[Extracted data entries]
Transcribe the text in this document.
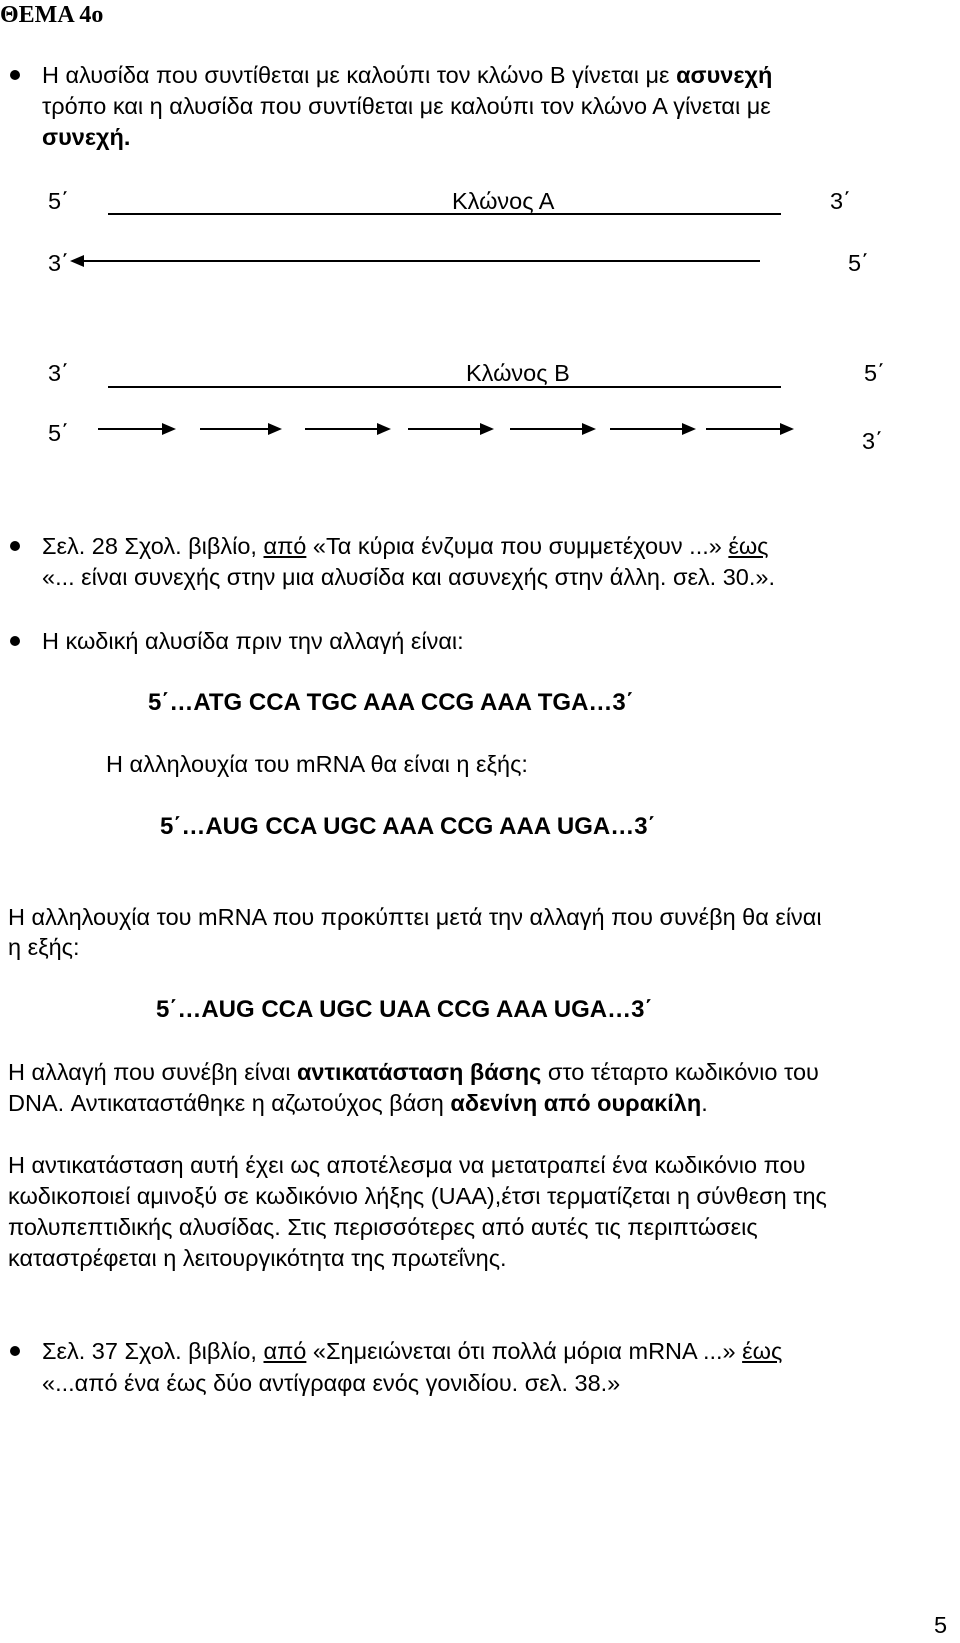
ΘΕΜΑ 4ο
Η αλυσίδα που συντίθεται με καλούπι τον κλώνο Β γίνεται με ασυνεχή
τρόπο και η αλυσίδα που συντίθεται με καλούπι τον κλώνο Α γίνεται με
συνεχή.
5΄	Κλώνος Α	3΄
3΄	5΄
3΄	Κλώνος Β	5΄
5΄	3΄
Σελ. 28 Σχολ. βιβλίο, από «Τα κύρια ένζυμα που συμμετέχουν ...» έως
«... είναι συνεχής στην μια αλυσίδα και ασυνεχής στην άλλη. σελ. 30.».
Η κωδική αλυσίδα πριν την αλλαγή είναι:
5΄…ATG CCA TGC AAA CCG AAA TGA…3΄
Η αλληλουχία του mRNA θα είναι η εξής:
5΄…AUG CCA UGC AAA CCG AAA UGA…3΄
Η αλληλουχία του mRNA που προκύπτει μετά την αλλαγή που συνέβη θα είναι
η εξής:
5΄…AUG CCA UGC UAA CCG AAA UGA…3΄
Η αλλαγή που συνέβη είναι αντικατάσταση βάσης στο τέταρτο κωδικόνιο του
DNA. Αντικαταστάθηκε η αζωτούχος βάση αδενίνη από ουρακίλη.
Η αντικατάσταση αυτή έχει ως αποτέλεσμα να μετατραπεί ένα κωδικόνιο που
κωδικοποιεί αμινοξύ σε κωδικόνιο λήξης (UAA),έτσι τερματίζεται η σύνθεση της
πολυπεπτιδικής αλυσίδας. Στις περισσότερες από αυτές τις περιπτώσεις
καταστρέφεται η λειτουργικότητα της πρωτεΐνης.
Σελ. 37 Σχολ. βιβλίο, από «Σημειώνεται ότι πολλά μόρια mRNA ...» έως
«...από ένα έως δύο αντίγραφα ενός γονιδίου. σελ. 38.»
5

- EXERCISE BRIEF
Above are the records; print them all exactly and keep the pictures out.

- THE COMPLETED TASK
Transcribe the text in this document.
ΘΕΜΑ 4ο
Η αλυσίδα που συντίθεται με καλούπι τον κλώνο Β γίνεται με ασυνεχή
τρόπο και η αλυσίδα που συντίθεται με καλούπι τον κλώνο Α γίνεται με
συνεχή.
5΄	Κλώνος Α	3΄
3΄	5΄
3΄	Κλώνος Β	5΄
5΄	3΄
Σελ. 28 Σχολ. βιβλίο, από «Τα κύρια ένζυμα που συμμετέχουν ...» έως
«... είναι συνεχής στην μια αλυσίδα και ασυνεχής στην άλλη. σελ. 30.».
Η κωδική αλυσίδα πριν την αλλαγή είναι:
5΄…ATG CCA TGC AAA CCG AAA TGA…3΄
Η αλληλουχία του mRNA θα είναι η εξής:
5΄…AUG CCA UGC AAA CCG AAA UGA…3΄
Η αλληλουχία του mRNA που προκύπτει μετά την αλλαγή που συνέβη θα είναι
η εξής:
5΄…AUG CCA UGC UAA CCG AAA UGA…3΄
Η αλλαγή που συνέβη είναι αντικατάσταση βάσης στο τέταρτο κωδικόνιο του
DNA. Αντικαταστάθηκε η αζωτούχος βάση αδενίνη από ουρακίλη.
Η αντικατάσταση αυτή έχει ως αποτέλεσμα να μετατραπεί ένα κωδικόνιο που
κωδικοποιεί αμινοξύ σε κωδικόνιο λήξης (UAA),έτσι τερματίζεται η σύνθεση της
πολυπεπτιδικής αλυσίδας. Στις περισσότερες από αυτές τις περιπτώσεις
καταστρέφεται η λειτουργικότητα της πρωτεΐνης.
Σελ. 37 Σχολ. βιβλίο, από «Σημειώνεται ότι πολλά μόρια mRNA ...» έως
«...από ένα έως δύο αντίγραφα ενός γονιδίου. σελ. 38.»
5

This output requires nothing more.